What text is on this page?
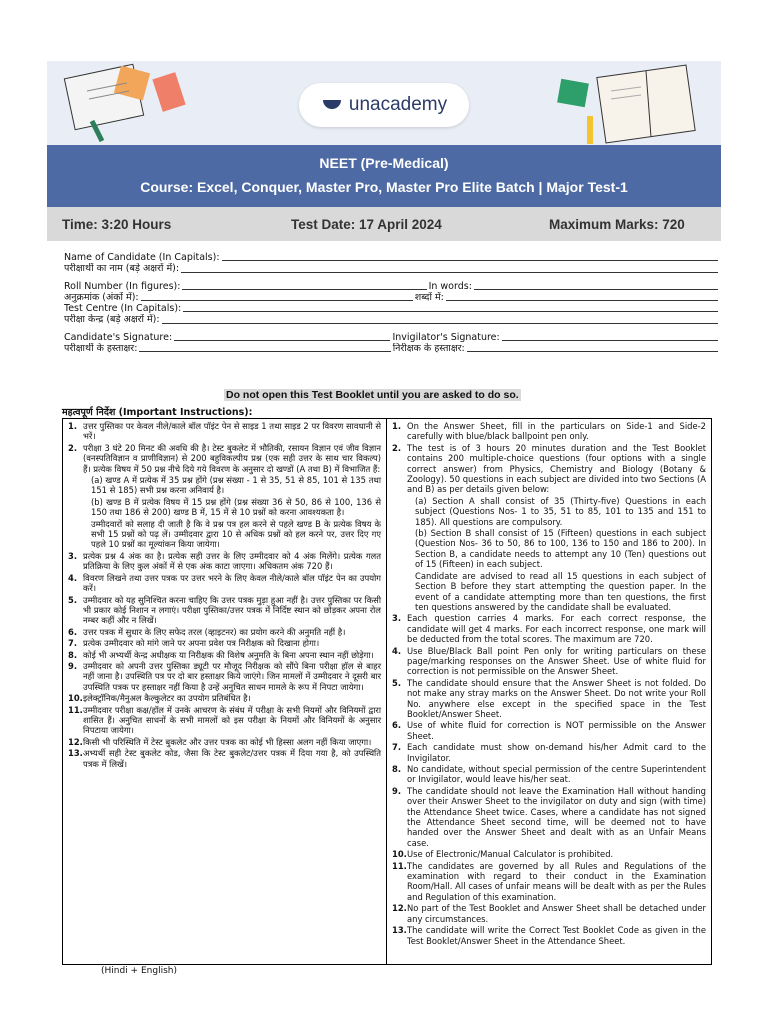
unacademy
NEET (Pre-Medical)
Course: Excel, Conquer, Master Pro, Master Pro Elite Batch | Major Test-1
Time: 3:20 Hours	Test Date: 17 April 2024	Maximum Marks: 720
Name of Candidate (In Capitals):
परीक्षार्थी का नाम (बड़े अक्षरों में):
Roll Number (In figures):	In words:
अनुक्रमांक (अंकों में):	शब्दों में:
Test Centre (In Capitals):
परीक्षा केन्द्र (बड़े अक्षरों में):
Candidate's Signature:	Invigilator's Signature:
परीक्षार्थी के हस्ताक्षर:	निरीक्षक के हस्ताक्षर:
Do not open this Test Booklet until you are asked to do so.
महत्वपूर्ण निर्देश (Important Instructions):
1. उत्तर पुस्तिका पर केवल नीले/काले बॉल पॉइंट पेन से साइड 1 तथा साइड 2 पर विवरण सावधानी से भरें।
2. परीक्षा 3 घंटे 20 मिनट की अवधि की है। टेस्ट बुकलेट में भौतिकी, रसायन विज्ञान एवं जीव विज्ञान (वनस्पतिविज्ञान व प्राणीविज्ञान) से 200 बहुविकल्पीय प्रश्न (एक सही उत्तर के साथ चार विकल्प) हैं। प्रत्येक विषय में 50 प्रश्न नीचे दिये गये विवरण के अनुसार दो खण्डों (A तथा B) में विभाजित हैं:
(a) खण्ड A में प्रत्येक में 35 प्रश्न होंगे (प्रश्न संख्या - 1 से 35, 51 से 85, 101 से 135 तथा 151 से 185) सभी प्रश्न करना अनिवार्य है।
(b) खण्ड B में प्रत्येक विषय में 15 प्रश्न होंगे (प्रश्न संख्या 36 से 50, 86 से 100, 136 से 150 तथा 186 से 200) खण्ड B में, 15 में से 10 प्रश्नों को करना आवश्यकता है।
उम्मीदवारों को सलाह दी जाती है कि वे प्रश्न पत्र हल करने से पहले खण्ड B के प्रत्येक विषय के सभी 15 प्रश्नों को पढ़ लें। उम्मीदवार द्वारा 10 से अधिक प्रश्नों को हल करने पर, उत्तर दिए गए पहले 10 प्रश्नों का मूल्यांकन किया जायेगा।
3. प्रत्येक प्रश्न 4 अंक का है। प्रत्येक सही उत्तर के लिए उम्मीदवार को 4 अंक मिलेंगे। प्रत्येक गलत प्रतिक्रिया के लिए कुल अंकों में से एक अंक काटा जाएगा। अधिकतम अंक 720 हैं।
4. विवरण लिखने तथा उत्तर पत्रक पर उत्तर भरने के लिए केवल नीले/काले बॉल पॉइंट पेन का उपयोग करें।
5. उम्मीदवार को यह सुनिश्चित करना चाहिए कि उत्तर पत्रक मुड़ा हुआ नहीं है। उत्तर पुस्तिका पर किसी भी प्रकार कोई निशान न लगाएं। परीक्षा पुस्तिका/उत्तर पत्रक में निर्दिष्ट स्थान को छोड़कर अपना रोल नम्बर कहीं और न लिखें।
6. उत्तर पत्रक में सुधार के लिए सफेद तरल (व्हाइटनर) का प्रयोग करने की अनुमति नहीं है।
7. प्रत्येक उम्मीदवार को मांगे जाने पर अपना प्रवेश पत्र निरीक्षक को दिखाना होगा।
8. कोई भी अभ्यर्थी केन्द्र अधीक्षक या निरीक्षक की विशेष अनुमति के बिना अपना स्थान नहीं छोड़ेगा।
9. उम्मीदवार को अपनी उत्तर पुस्तिका ड्यूटी पर मौजूद निरीक्षक को सौंपे बिना परीक्षा हॉल से बाहर नहीं जाना है। उपस्थिति पत्र पर दो बार हस्ताक्षर किये जाएंगे। जिन मामलों में उम्मीदवार ने दूसरी बार उपस्थिति पत्रक पर हस्ताक्षर नहीं किया है उन्हें अनुचित साधन मामले के रूप में निपटा जायेगा।
10. इलेक्ट्रॉनिक/मैनुअल कैल्कुलेटर का उपयोग प्रतिबंधित है।
11. उम्मीदवार परीक्षा कक्ष/हॉल में उनके आचरण के संबंध में परीक्षा के सभी नियमों और विनियमों द्वारा शासित हैं। अनुचित साधनों के सभी मामलों को इस परीक्षा के नियमों और विनियमों के अनुसार निपटाया जायेगा।
12. किसी भी परिस्थिति में टेस्ट बुकलेट और उत्तर पत्रक का कोई भी हिस्सा अलग नहीं किया जाएगा।
13. अभ्यर्थी सही टेस्ट बुकलेट कोड, जैसा कि टेस्ट बुकलेट/उत्तर पत्रक में दिया गया है, को उपस्थिति पत्रक में लिखें।
1. On the Answer Sheet, fill in the particulars on Side-1 and Side-2 carefully with blue/black ballpoint pen only.
2. The test is of 3 hours 20 minutes duration and the Test Booklet contains 200 multiple-choice questions (four options with a single correct answer) from Physics, Chemistry and Biology (Botany & Zoology). 50 questions in each subject are divided into two Sections (A and B) as per details given below:
(a) Section A shall consist of 35 (Thirty-five) Questions in each subject (Questions Nos- 1 to 35, 51 to 85, 101 to 135 and 151 to 185). All questions are compulsory.
(b) Section B shall consist of 15 (Fifteen) questions in each subject (Question Nos- 36 to 50, 86 to 100, 136 to 150 and 186 to 200). In Section B, a candidate needs to attempt any 10 (Ten) questions out of 15 (Fifteen) in each subject.
Candidate are advised to read all 15 questions in each subject of Section B before they start attempting the question paper. In the event of a candidate attempting more than ten questions, the first ten questions answered by the candidate shall be evaluated.
3. Each question carries 4 marks. For each correct response, the candidate will get 4 marks. For each incorrect response, one mark will be deducted from the total scores. The maximum are 720.
4. Use Blue/Black Ball point Pen only for writing particulars on these page/marking responses on the Answer Sheet. Use of white fluid for correction is not permissible on the Answer Sheet.
5. The candidate should ensure that the Answer Sheet is not folded. Do not make any stray marks on the Answer Sheet. Do not write your Roll No. anywhere else except in the specified space in the Test Booklet/Answer Sheet.
6. Use of white fluid for correction is NOT permissible on the Answer Sheet.
7. Each candidate must show on-demand his/her Admit card to the Invigilator.
8. No candidate, without special permission of the centre Superintendent or Invigilator, would leave his/her seat.
9. The candidate should not leave the Examination Hall without handing over their Answer Sheet to the invigilator on duty and sign (with time) the Attendance Sheet twice. Cases, where a candidate has not signed the Attendance Sheet second time, will be deemed not to have handed over the Answer Sheet and dealt with as an Unfair Means case.
10. Use of Electronic/Manual Calculator is prohibited.
11. The candidates are governed by all Rules and Regulations of the examination with regard to their conduct in the Examination Room/Hall. All cases of unfair means will be dealt with as per the Rules and Regulation of this examination.
12. No part of the Test Booklet and Answer Sheet shall be detached under any circumstances.
13. The candidate will write the Correct Test Booklet Code as given in the Test Booklet/Answer Sheet in the Attendance Sheet.
(Hindi + English)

→ **Goal of the exercise**
In how many lines does the word "this" appear? Respond with the number alone.

→ **The output**
3